──────── MATERIALS PROVIDED
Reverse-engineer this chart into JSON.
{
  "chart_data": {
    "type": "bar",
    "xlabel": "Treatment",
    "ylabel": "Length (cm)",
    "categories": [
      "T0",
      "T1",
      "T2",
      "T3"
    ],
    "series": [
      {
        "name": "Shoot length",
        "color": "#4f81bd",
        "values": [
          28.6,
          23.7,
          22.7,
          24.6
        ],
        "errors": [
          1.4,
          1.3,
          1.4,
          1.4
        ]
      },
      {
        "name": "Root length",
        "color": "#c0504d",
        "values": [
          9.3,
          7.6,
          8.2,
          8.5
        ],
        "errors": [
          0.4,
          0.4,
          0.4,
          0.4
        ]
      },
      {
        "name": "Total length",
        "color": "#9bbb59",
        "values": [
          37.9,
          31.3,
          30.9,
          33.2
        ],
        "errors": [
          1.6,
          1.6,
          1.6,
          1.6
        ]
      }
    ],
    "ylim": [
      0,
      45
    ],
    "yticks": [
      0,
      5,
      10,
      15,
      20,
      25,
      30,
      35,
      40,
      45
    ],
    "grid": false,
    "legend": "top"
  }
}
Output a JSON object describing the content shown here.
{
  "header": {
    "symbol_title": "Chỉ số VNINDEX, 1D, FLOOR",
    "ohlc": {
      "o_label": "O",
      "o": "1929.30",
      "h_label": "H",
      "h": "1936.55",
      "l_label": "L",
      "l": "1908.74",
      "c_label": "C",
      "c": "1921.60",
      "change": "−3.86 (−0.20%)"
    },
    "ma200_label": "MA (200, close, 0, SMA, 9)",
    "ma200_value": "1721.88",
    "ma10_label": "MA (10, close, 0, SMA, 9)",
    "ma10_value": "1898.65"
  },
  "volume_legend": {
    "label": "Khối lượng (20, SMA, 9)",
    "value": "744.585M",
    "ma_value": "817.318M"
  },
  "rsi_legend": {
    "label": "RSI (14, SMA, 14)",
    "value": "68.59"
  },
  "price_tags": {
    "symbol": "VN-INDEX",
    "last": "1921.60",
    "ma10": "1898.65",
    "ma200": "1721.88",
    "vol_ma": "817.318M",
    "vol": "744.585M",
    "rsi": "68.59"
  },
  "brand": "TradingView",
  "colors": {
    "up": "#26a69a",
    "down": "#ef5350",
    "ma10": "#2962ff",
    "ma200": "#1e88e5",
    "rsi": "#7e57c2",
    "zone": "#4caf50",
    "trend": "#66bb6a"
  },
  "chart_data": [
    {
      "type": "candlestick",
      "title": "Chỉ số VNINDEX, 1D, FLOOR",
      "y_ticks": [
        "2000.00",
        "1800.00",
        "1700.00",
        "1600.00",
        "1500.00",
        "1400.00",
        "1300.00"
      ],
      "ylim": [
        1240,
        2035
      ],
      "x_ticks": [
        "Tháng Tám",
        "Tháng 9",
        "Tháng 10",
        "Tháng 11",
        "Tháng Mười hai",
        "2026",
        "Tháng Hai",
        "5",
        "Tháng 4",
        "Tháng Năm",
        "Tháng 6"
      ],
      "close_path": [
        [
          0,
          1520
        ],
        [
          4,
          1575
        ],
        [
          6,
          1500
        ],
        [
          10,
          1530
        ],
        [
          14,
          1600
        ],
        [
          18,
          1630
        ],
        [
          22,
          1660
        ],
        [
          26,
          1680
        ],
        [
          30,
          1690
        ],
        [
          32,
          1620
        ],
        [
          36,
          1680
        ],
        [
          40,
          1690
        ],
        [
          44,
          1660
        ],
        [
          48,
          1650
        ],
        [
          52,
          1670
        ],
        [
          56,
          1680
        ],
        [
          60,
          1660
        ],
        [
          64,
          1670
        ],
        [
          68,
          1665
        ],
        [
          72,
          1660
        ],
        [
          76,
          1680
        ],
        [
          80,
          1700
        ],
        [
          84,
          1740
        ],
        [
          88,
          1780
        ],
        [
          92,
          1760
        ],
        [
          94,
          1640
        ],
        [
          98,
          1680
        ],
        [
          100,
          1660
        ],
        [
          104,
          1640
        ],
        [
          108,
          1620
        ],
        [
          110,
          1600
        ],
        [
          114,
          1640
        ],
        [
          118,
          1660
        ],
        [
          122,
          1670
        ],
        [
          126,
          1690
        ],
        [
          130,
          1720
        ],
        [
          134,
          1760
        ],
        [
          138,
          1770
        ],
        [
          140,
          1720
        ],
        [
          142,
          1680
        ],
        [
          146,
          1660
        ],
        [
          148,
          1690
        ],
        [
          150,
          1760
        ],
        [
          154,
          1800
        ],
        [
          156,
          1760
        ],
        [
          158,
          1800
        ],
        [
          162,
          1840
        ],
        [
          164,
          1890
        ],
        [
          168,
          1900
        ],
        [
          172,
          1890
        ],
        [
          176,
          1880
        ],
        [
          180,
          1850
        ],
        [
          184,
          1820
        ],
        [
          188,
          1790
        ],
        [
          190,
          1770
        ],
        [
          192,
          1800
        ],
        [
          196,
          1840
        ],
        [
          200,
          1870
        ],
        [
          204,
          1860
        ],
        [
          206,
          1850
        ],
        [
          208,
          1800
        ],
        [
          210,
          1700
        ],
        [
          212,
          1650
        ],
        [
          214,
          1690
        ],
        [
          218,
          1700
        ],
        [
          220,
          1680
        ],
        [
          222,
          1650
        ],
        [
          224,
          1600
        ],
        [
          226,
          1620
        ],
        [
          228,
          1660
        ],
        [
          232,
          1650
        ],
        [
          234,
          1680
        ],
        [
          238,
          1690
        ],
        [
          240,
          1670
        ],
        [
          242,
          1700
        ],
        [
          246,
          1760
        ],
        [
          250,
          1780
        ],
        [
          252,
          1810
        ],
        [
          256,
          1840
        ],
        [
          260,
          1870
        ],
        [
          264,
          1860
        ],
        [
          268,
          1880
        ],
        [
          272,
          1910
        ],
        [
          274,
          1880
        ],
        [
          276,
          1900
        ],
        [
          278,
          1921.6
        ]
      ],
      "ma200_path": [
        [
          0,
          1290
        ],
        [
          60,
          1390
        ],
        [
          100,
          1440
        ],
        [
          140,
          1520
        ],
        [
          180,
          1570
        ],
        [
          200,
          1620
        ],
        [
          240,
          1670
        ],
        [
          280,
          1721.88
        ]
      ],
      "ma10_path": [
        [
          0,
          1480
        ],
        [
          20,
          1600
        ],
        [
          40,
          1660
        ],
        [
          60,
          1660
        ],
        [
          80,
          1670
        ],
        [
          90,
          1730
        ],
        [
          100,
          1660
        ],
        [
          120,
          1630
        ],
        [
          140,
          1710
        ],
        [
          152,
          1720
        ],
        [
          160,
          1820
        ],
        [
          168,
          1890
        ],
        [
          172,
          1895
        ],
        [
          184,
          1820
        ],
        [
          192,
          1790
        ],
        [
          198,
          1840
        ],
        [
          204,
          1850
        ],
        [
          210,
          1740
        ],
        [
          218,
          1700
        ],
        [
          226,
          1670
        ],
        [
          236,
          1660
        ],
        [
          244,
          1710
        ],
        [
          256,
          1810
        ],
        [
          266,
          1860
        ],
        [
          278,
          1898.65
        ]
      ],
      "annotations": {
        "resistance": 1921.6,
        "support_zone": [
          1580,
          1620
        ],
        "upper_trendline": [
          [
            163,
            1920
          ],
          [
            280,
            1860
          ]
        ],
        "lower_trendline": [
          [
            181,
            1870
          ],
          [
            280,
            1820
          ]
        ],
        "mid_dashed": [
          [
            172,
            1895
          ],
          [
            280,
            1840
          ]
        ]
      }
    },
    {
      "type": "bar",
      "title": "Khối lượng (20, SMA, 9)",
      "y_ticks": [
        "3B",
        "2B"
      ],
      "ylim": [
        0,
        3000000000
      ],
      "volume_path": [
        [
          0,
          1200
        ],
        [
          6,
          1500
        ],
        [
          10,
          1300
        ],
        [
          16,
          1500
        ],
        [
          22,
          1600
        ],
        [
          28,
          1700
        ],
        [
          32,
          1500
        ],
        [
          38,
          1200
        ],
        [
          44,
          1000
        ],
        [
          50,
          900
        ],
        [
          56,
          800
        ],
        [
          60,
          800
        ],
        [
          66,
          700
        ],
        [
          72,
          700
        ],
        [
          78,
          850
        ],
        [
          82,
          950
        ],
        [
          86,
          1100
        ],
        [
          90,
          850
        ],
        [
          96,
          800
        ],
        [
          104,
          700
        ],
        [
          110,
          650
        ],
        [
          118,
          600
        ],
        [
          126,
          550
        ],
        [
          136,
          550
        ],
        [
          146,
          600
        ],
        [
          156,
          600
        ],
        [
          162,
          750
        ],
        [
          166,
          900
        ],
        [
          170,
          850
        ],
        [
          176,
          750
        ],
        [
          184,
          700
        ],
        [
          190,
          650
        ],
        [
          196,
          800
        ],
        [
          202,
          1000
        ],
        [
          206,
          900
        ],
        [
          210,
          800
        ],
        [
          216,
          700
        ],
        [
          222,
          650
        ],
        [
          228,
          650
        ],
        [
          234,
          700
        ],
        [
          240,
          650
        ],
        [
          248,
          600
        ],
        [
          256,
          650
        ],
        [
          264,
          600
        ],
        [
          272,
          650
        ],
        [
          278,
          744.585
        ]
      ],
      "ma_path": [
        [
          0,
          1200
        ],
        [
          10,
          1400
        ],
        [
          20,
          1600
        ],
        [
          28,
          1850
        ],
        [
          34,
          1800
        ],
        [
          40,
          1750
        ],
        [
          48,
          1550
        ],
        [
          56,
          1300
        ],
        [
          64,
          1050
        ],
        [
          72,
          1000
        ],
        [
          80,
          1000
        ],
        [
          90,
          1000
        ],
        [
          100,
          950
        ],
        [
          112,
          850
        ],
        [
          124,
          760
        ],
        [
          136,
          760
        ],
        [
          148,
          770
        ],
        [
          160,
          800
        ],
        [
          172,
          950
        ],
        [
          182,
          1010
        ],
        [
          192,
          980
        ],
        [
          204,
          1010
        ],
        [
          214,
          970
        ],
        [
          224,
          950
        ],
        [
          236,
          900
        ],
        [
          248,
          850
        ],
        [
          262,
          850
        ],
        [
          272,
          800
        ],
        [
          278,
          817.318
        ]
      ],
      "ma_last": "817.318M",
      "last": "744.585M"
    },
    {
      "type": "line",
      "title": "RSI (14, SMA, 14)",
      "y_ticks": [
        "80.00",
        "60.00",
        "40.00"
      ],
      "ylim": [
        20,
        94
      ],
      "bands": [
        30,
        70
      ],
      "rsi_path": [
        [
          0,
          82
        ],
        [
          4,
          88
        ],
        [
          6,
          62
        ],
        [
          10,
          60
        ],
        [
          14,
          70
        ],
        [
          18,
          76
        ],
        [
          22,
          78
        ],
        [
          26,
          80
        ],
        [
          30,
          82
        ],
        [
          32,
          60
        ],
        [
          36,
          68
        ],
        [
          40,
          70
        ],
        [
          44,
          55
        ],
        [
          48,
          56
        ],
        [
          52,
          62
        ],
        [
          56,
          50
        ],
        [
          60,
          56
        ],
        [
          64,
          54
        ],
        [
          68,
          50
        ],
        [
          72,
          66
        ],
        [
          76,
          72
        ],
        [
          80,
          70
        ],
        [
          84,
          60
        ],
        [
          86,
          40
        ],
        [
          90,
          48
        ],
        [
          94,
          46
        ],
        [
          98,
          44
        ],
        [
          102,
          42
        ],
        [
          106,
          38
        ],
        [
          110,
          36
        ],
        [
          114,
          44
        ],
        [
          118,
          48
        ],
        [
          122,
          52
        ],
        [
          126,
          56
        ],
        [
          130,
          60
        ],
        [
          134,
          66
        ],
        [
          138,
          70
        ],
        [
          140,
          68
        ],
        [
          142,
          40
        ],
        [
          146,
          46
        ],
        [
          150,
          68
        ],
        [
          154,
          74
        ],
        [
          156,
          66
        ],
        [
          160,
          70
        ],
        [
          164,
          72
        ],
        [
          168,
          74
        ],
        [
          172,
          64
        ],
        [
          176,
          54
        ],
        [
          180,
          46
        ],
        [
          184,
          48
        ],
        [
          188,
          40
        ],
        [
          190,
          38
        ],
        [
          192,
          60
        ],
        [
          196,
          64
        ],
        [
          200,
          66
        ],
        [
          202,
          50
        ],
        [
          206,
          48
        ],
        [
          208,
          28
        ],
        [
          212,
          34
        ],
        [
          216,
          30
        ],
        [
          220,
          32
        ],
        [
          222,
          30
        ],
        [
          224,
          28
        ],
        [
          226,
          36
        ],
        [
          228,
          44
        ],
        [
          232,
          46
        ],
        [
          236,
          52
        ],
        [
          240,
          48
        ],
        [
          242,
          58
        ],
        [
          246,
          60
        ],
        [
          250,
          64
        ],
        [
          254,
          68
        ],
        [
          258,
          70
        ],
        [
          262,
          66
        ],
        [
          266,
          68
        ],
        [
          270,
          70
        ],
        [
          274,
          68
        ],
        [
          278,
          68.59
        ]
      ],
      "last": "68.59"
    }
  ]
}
────────────────
Gather all lines with the string "VNINDEX" from the data.

* [SOLUTION FOR THIS EXERCISE]
    "symbol_title": "Chỉ số VNINDEX, 1D, FLOOR",
      "title": "Chỉ số VNINDEX, 1D, FLOOR",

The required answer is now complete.